━━━━━ Excerpted text
Guided tour, spoken documentation
benjamin@winchesterpc.com
benjamin at winchesterpc.com
Sun Aug 14 15:00:03 CEST 2005
Hello, good to meet you.
I looked at your work, and it's quite good. I would like to work with you
and help however I can. (I, too, think it would be good if you delegate
work to others and set up a firm release schedule.)
I was thinking of making a guided tour for people who are new to Linux
and/or KDE and are novices to computing. (And it would be really cool if
the voice my customers heard were mine, hah!) I'd like to make a tour of
KDE, since it's quickly becoming the standard high-end Linux desktop, and
KDE is definitely moving in the right direction. I'd also like to make
somewhat of a guide through the inside of Linux, but that will probably be
later.
>
> Hi
>
> I am working on getting multimedia presentations working on many levels
> for
> KDE. This is no easy task and I can spare little time for it at the
> moment,
> but it sure is near top on my KDE ToDo.
━━━━━━━━━━
━━━━━ Data section
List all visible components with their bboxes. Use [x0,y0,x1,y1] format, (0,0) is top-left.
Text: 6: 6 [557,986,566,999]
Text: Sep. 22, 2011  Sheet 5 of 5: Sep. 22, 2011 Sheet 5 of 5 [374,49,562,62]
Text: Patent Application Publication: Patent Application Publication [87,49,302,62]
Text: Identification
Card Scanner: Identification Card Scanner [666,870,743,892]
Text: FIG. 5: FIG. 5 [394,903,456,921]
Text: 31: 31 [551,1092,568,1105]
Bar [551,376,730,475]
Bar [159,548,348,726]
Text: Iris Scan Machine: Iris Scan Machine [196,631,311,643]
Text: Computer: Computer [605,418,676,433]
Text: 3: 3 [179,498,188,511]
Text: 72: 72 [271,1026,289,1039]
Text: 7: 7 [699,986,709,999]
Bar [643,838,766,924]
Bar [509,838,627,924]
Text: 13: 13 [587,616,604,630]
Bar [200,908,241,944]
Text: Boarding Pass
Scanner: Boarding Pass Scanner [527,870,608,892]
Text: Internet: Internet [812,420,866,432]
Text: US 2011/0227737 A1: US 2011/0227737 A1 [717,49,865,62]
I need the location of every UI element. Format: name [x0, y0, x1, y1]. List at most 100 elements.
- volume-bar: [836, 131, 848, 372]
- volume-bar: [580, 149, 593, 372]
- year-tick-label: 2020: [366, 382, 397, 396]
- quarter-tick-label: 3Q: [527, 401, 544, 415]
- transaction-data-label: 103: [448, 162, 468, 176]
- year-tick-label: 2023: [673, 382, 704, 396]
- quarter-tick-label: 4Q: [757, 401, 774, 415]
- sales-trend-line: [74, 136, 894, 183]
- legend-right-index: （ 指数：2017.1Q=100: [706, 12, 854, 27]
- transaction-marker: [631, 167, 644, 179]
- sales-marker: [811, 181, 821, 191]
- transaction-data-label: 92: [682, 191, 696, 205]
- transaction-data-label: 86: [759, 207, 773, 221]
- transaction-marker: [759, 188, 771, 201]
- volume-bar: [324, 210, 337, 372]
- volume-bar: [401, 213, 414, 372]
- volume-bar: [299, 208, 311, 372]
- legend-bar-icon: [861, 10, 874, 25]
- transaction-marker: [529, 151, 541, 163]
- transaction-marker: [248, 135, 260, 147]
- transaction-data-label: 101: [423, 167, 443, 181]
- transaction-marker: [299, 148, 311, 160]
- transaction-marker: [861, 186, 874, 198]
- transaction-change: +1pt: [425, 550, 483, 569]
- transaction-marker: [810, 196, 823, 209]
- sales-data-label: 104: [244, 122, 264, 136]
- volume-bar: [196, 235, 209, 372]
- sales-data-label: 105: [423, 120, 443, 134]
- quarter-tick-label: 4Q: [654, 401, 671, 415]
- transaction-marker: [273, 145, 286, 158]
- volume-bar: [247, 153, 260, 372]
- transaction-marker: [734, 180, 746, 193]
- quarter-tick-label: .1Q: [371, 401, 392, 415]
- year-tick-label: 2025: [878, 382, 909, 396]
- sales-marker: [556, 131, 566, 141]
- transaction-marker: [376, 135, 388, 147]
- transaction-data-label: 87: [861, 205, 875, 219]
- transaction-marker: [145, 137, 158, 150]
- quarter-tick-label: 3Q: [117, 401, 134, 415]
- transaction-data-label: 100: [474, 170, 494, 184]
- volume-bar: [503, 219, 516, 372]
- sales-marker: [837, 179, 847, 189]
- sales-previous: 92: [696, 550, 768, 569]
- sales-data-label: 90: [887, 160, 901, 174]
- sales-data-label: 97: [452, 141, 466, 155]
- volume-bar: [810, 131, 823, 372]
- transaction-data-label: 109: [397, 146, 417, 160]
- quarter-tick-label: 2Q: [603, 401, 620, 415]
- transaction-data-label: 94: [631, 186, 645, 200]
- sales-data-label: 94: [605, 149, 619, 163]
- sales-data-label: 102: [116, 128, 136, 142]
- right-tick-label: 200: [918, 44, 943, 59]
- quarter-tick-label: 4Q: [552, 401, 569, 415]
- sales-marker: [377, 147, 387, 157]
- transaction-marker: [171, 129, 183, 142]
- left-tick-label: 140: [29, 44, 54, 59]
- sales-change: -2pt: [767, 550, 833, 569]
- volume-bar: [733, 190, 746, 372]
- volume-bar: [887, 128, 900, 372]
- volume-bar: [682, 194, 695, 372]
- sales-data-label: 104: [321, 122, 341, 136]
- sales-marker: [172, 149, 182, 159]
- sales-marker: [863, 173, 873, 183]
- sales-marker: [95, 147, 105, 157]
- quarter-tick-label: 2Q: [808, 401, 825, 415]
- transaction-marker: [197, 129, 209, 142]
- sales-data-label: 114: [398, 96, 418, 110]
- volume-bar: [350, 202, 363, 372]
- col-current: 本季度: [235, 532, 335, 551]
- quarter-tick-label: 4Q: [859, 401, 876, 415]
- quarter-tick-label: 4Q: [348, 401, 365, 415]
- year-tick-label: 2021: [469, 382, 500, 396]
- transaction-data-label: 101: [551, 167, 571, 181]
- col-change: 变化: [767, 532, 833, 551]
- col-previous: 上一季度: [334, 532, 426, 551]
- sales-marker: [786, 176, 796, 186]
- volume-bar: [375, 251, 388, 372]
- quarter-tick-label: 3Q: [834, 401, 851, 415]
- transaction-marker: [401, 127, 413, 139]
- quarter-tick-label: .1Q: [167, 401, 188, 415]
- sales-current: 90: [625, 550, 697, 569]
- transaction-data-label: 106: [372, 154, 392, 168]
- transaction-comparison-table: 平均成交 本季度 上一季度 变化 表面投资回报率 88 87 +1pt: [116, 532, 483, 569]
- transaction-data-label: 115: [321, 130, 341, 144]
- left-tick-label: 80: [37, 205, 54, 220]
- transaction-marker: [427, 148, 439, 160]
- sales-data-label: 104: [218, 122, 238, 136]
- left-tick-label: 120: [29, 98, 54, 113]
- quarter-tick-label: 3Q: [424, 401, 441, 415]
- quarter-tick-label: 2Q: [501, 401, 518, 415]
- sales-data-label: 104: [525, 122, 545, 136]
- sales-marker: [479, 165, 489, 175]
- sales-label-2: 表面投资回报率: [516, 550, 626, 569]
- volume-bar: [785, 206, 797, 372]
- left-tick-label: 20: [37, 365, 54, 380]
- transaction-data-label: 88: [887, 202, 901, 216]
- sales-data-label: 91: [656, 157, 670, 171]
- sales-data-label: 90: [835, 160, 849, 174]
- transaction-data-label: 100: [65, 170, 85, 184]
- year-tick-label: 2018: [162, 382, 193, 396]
━━━━━━━━━━
■ Problems to work on:
1. List everything the writer of the email says they would like to do, using the phrase "would like" or "I'd like."
2. In the email, switch "firm" to "fixed" and write out the passage between "Guided tour, spoken" and "firm release schedule.)", inclusive.

■ Solutions below:
1.
- work with you
- help however I can
- make a tour of KDE
- make somewhat of a guide through the inside of Linux

2.
Guided tour, spoken documentation
benjamin@winchesterpc.com
benjamin at winchesterpc.com
Sun Aug 14 15:00:03 CEST 2005
Hello, good to meet you.
I looked at your work, and it's quite good. I would like to work with you
and help however I can. (I, too, think it would be good if you delegate
work to others and set up a fixed release schedule.)